(Directive): Scan the entries below and report only how many lines contain "JSON".

(Data supplied):
________________

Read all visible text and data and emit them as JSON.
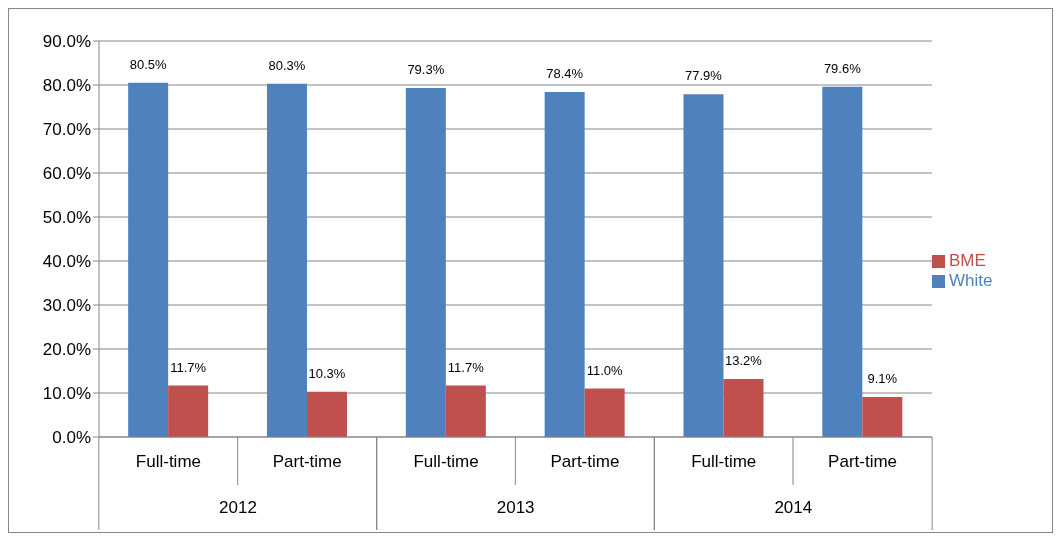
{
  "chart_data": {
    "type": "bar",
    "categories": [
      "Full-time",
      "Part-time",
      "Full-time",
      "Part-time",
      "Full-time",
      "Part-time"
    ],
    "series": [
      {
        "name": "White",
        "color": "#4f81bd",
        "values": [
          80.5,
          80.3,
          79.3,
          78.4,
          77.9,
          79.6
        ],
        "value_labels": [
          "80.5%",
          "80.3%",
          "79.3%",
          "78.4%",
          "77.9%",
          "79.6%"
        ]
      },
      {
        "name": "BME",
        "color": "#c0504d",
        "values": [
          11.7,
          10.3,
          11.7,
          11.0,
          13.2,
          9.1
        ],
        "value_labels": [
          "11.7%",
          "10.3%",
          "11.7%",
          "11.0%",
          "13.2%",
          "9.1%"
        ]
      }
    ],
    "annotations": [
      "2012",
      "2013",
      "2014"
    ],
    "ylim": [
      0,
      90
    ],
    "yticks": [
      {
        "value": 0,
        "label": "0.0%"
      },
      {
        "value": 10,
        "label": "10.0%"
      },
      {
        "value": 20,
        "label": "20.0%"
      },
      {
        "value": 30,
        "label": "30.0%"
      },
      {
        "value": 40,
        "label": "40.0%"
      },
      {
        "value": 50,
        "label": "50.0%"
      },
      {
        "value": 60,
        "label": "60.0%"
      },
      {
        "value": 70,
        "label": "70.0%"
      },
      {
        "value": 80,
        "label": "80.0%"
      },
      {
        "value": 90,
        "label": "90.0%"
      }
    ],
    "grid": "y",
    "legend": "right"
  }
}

________________

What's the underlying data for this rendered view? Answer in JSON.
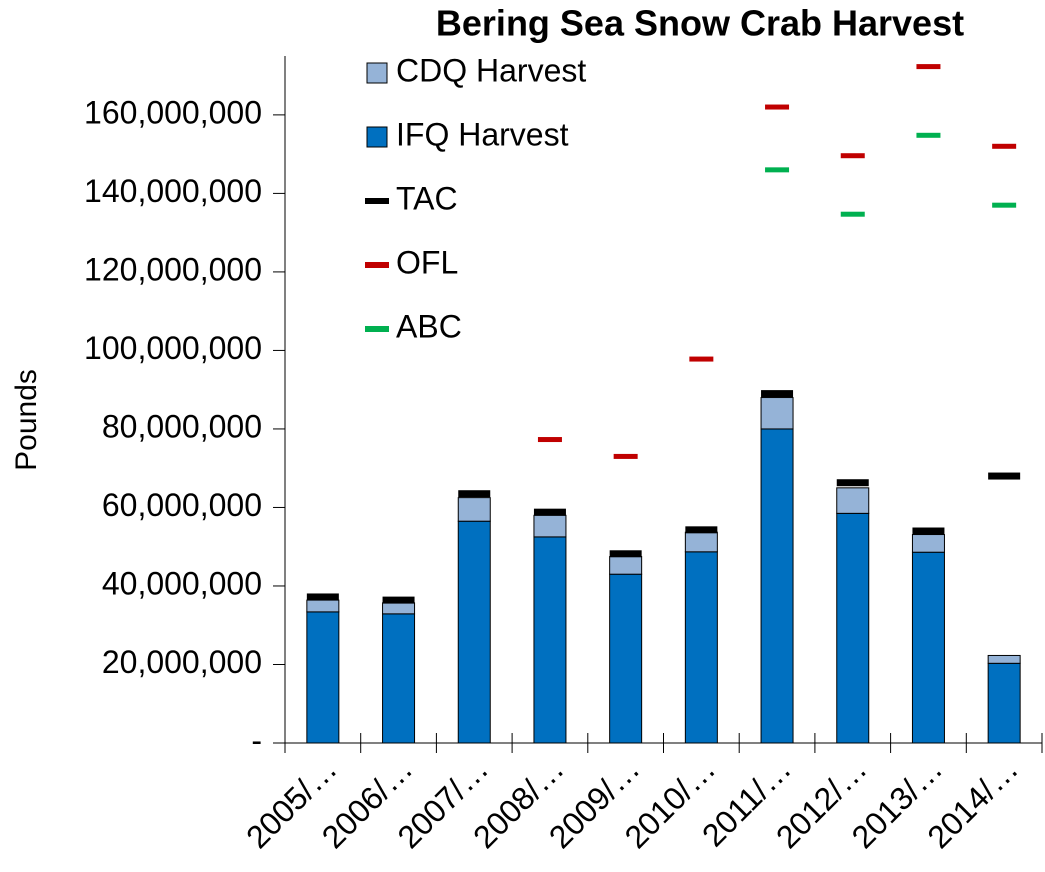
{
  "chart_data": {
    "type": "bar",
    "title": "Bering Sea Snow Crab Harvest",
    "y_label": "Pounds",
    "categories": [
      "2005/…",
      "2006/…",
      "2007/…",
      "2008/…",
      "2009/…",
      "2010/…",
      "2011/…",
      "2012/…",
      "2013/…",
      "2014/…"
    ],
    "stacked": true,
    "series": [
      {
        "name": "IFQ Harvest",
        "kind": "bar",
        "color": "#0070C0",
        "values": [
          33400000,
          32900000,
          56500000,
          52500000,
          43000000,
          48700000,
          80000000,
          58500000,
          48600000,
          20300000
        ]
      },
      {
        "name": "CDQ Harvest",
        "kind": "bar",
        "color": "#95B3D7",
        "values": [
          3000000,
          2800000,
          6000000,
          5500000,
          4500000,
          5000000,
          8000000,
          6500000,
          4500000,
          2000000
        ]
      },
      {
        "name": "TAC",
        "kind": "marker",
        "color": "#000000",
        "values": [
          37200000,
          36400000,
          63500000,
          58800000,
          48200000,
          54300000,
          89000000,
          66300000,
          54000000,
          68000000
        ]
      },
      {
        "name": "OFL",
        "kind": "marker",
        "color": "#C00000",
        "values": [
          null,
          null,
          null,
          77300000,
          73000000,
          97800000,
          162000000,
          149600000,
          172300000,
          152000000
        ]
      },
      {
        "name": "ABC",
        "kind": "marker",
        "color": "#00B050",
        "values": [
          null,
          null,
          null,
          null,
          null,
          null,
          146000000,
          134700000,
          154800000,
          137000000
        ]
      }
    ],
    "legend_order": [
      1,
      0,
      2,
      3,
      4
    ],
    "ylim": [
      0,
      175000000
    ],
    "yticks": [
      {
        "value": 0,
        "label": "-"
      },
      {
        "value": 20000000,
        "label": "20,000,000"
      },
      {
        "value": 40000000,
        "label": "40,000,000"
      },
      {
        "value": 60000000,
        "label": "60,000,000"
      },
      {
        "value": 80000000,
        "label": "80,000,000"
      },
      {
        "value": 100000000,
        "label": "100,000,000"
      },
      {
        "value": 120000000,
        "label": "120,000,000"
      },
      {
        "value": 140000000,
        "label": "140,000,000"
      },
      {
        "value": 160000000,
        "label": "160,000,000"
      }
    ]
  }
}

________________

(Exercise response): 2